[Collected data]
* START *

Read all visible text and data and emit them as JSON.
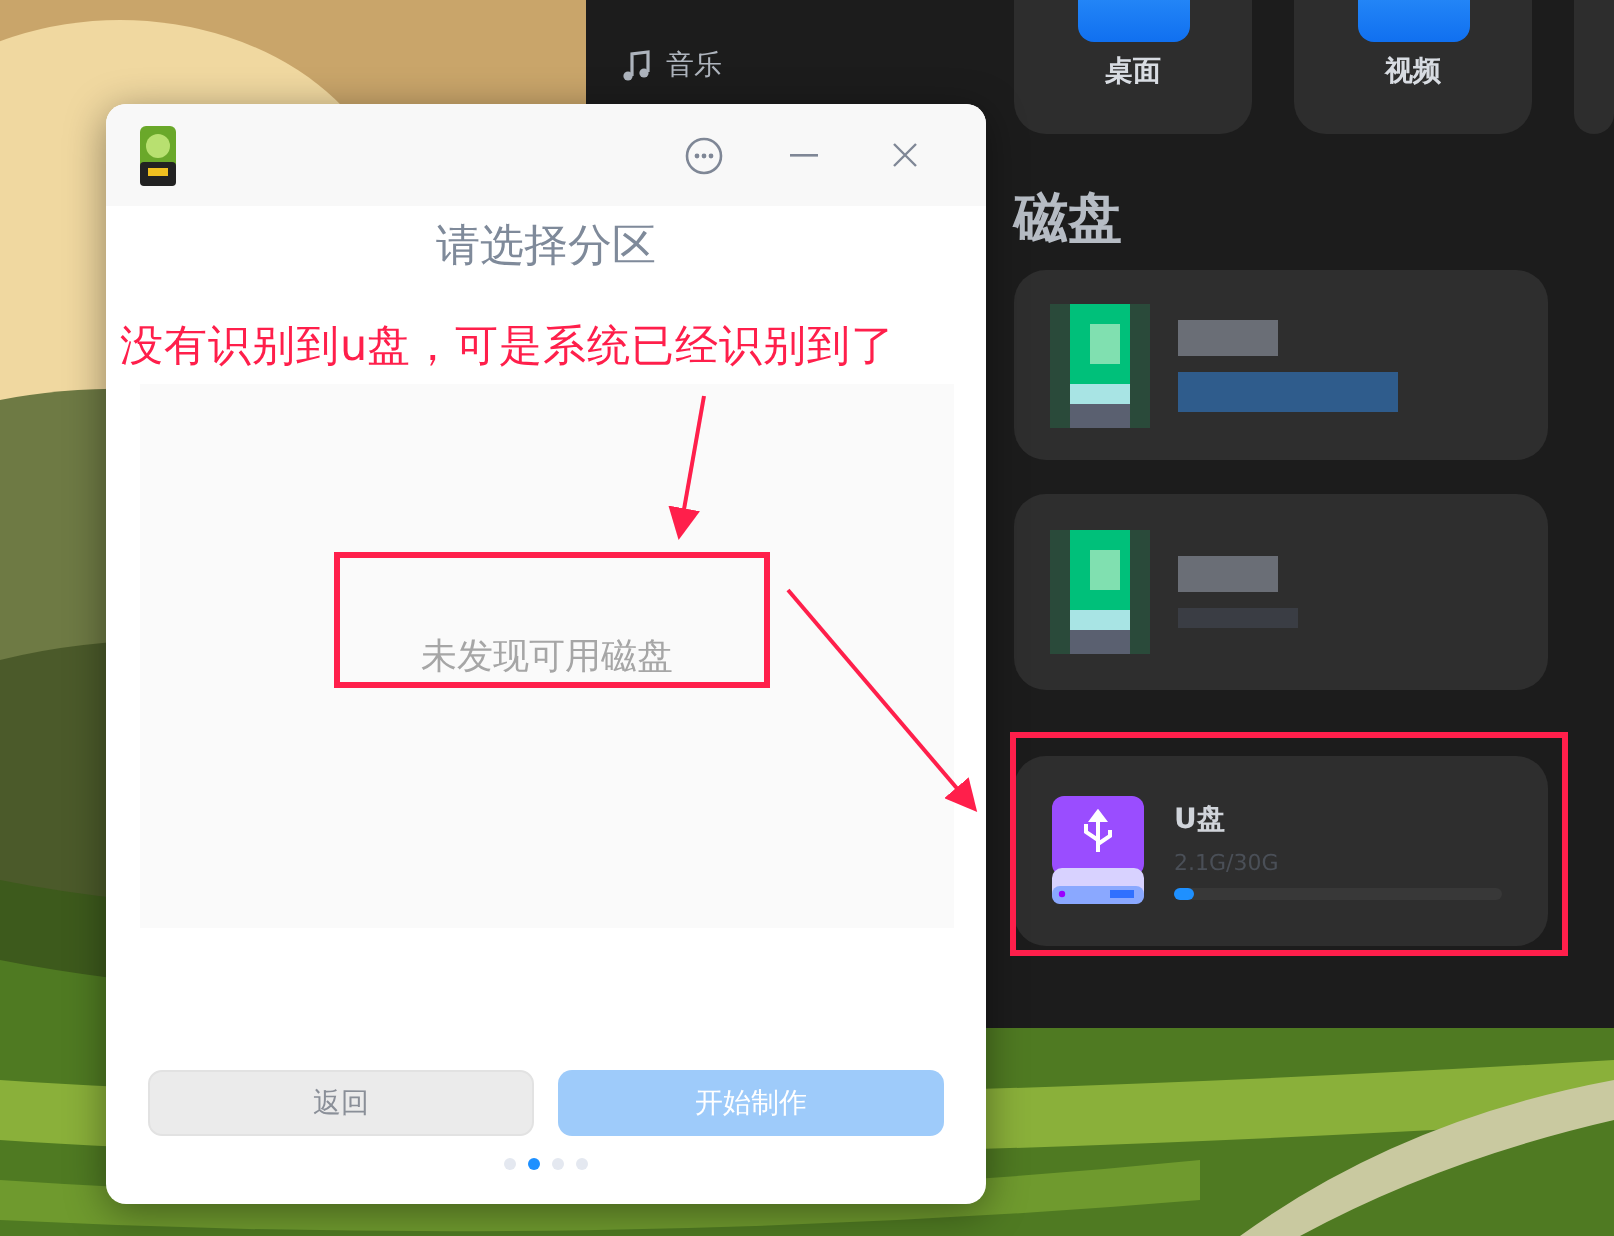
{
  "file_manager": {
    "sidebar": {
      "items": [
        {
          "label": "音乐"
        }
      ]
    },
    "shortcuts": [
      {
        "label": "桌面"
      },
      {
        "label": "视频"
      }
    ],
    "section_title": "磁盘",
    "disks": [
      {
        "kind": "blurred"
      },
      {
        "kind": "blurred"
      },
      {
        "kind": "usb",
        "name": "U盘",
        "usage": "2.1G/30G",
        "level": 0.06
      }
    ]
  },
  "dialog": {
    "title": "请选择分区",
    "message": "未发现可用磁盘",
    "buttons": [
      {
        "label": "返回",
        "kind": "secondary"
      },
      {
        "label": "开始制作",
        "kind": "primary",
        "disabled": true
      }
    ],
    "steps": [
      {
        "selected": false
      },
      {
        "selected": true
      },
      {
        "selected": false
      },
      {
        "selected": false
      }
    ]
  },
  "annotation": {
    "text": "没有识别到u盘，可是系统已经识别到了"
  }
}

* END *

● **Objective**: Take the records above and transcribe them exactly, dropping every picture.

● **Solution to this exercise**:
Read all visible text and data and emit them as JSON.
{
  "file_manager": {
    "sidebar": {
      "items": [
        {
          "label": "音乐"
        }
      ]
    },
    "shortcuts": [
      {
        "label": "桌面"
      },
      {
        "label": "视频"
      }
    ],
    "section_title": "磁盘",
    "disks": [
      {
        "kind": "blurred"
      },
      {
        "kind": "blurred"
      },
      {
        "kind": "usb",
        "name": "U盘",
        "usage": "2.1G/30G",
        "level": 0.06
      }
    ]
  },
  "dialog": {
    "title": "请选择分区",
    "message": "未发现可用磁盘",
    "buttons": [
      {
        "label": "返回",
        "kind": "secondary"
      },
      {
        "label": "开始制作",
        "kind": "primary",
        "disabled": true
      }
    ],
    "steps": [
      {
        "selected": false
      },
      {
        "selected": true
      },
      {
        "selected": false
      },
      {
        "selected": false
      }
    ]
  },
  "annotation": {
    "text": "没有识别到u盘，可是系统已经识别到了"
  }
}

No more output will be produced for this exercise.